■ Texto citado ■

________________

Escola da Exegese: Aplicação mecânica do direito
A compreensão deve ser focada no saber de que: o juiz, ao realizar a subsunção, segue um raciocínio lógico de inserir o caso concreto na norma. A subsunção é o ato de inserir o caso no concreto na norma para a aplicação mecânica do direito.
Escola da Exegese: Aplicação mecânica do direito.
De acordo com Bobbio, o Positivismo Jurídico concebe a atividade dos juízes como uma declaração de um sentido já plenamente contido na norma legal. Como diz Bobbio, trata-se da “teoria da interpretação mecanicista, que na atividade do jurista faz prevalecer o elemento declarativo sobre o produtivo ou criativo do direito.
A primeira distinção a ser feita é entre o texto legal (ou dispositivo legal) e a norma. O texto legal é o resultado do trabalho do Legislador. A norma é o sentido desse texto: o texto elaborado pelo Legislador é interpretado como um enunciado prescritivo (de dever-ser) e condicional (da forma “se …, então …”).Dada essa distinção, é possível: a) haver um texto legal que não expresse nenhuma norma.
Exemplo:
- É permitido o uso de dispositivos eletrônicos durante a realização das provas. O aluno que for flagrado usando dispositivo eletrônico durante a prova terá a prova confiscada e a ela será atribuída nota zero”. Não expressa norma porque o texto não tem sentido por ser contraditório: permite e proíbe ao mesmo tempo a mesa conduta!
- haver vários textos legais que expressem a mesma norma. Texto de lei: “todo cidadão, ao completar 18 anos, é obrigado a votar”; texto da Constituição: “o voto é obrigatórios aos maiores de 18 anos”. São textos diferentes, mas com o mesmo sentido, expressando a mesma norma.

________________

■ Extrato de dados ■
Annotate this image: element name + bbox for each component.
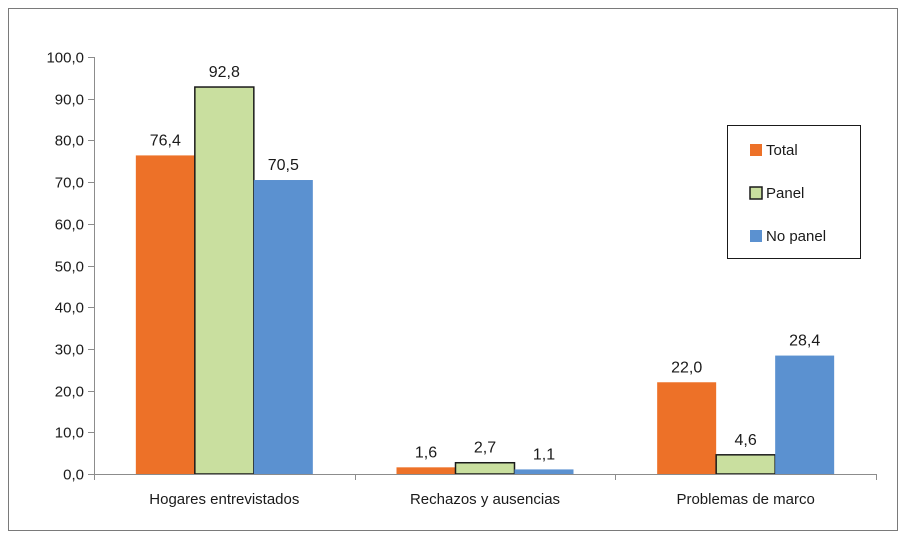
legend-label: Total [766,142,798,159]
y-tick-label: 50,0 [55,259,84,276]
legend-swatch [750,144,762,156]
data-label: 2,7 [474,440,496,457]
y-tick-label: 10,0 [55,425,84,442]
bar-total [135,155,195,475]
legend-label: No panel [766,228,826,245]
bar-panel [715,454,776,475]
bar-total [657,382,717,474]
x-category-label: Hogares entrevistados [149,491,299,508]
bar-series: 76,4 92,8 70,5 1,6 2,7 1,1 22,0 4,6 28,4 [135,64,835,475]
x-category-label: Rechazos y ausencias [410,491,560,508]
data-label: 4,6 [735,432,757,449]
y-axis: 0,0 10,0 20,0 30,0 40,0 50,0 60,0 70,0 80,0 90,0 1… [46,50,95,484]
bar-panel [454,461,516,475]
bar-no-panel [253,180,313,474]
y-tick-label: 40,0 [55,300,84,317]
y-tick-label: 20,0 [55,384,84,401]
y-tick-label: 60,0 [55,217,84,234]
data-label: 28,4 [789,333,820,350]
y-tick-label: 70,0 [55,175,84,192]
data-label: 1,1 [533,446,555,463]
data-label: 1,6 [415,444,437,461]
legend: Total Panel No panel [727,125,861,259]
x-axis: Hogares entrevistados Rechazos y ausencia… [94,474,877,508]
bar-no-panel [514,469,574,474]
y-tick-label: 80,0 [55,133,84,150]
y-tick-label: 30,0 [55,342,84,359]
legend-swatch [749,186,763,200]
y-tick-label: 100,0 [46,50,84,67]
x-category-label: Problemas de marco [676,491,814,508]
legend-swatch [750,230,762,242]
bar-total [396,467,456,474]
data-label: 92,8 [209,64,240,81]
y-tick-label: 90,0 [55,92,84,109]
data-label: 70,5 [268,157,299,174]
bar-panel [194,86,255,475]
y-tick-label: 0,0 [63,467,84,484]
data-label: 76,4 [150,132,181,149]
legend-label: Panel [766,185,804,202]
data-label: 22,0 [671,359,702,376]
bar-no-panel [775,355,835,474]
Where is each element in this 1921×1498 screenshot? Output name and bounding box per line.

________________

■ Objetivos ■
a. No texto sobre a Escola da Exegese, substitua "cidadão" por "brasileiro" no trecho entre "- haver vários" e "expressando a mesma norma.", inclusive, e reescreva esse trecho.
b. Extraia das entradas, sem qualquer alteração, as linhas entre a que contém "legend-label: Total [766,142,798,159]" e a que contém "y-tick-label: 40,0 [55,300,84,317]", inclusive.

■ Resultados ■
a.
- haver vários textos legais que expressem a mesma norma. Texto de lei: “todo brasileiro, ao completar 18 anos, é obrigado a votar”; texto da Constituição: “o voto é obrigatórios aos maiores de 18 anos”. São textos diferentes, mas com o mesmo sentido, expressando a mesma norma.

b.
legend-label: Total [766,142,798,159]
y-tick-label: 50,0 [55,259,84,276]
legend-swatch [750,144,762,156]
data-label: 2,7 [474,440,496,457]
y-tick-label: 10,0 [55,425,84,442]
bar-total [135,155,195,475]
legend-label: No panel [766,228,826,245]
bar-panel [715,454,776,475]
bar-total [657,382,717,474]
x-category-label: Hogares entrevistados [149,491,299,508]
bar-series: 76,4 92,8 70,5 1,6 2,7 1,1 22,0 4,6 28,4 [135,64,835,475]
x-category-label: Rechazos y ausencias [410,491,560,508]
data-label: 4,6 [735,432,757,449]
y-axis: 0,0 10,0 20,0 30,0 40,0 50,0 60,0 70,0 80,0 90,0 1… [46,50,95,484]
bar-panel [454,461,516,475]
bar-no-panel [253,180,313,474]
y-tick-label: 40,0 [55,300,84,317]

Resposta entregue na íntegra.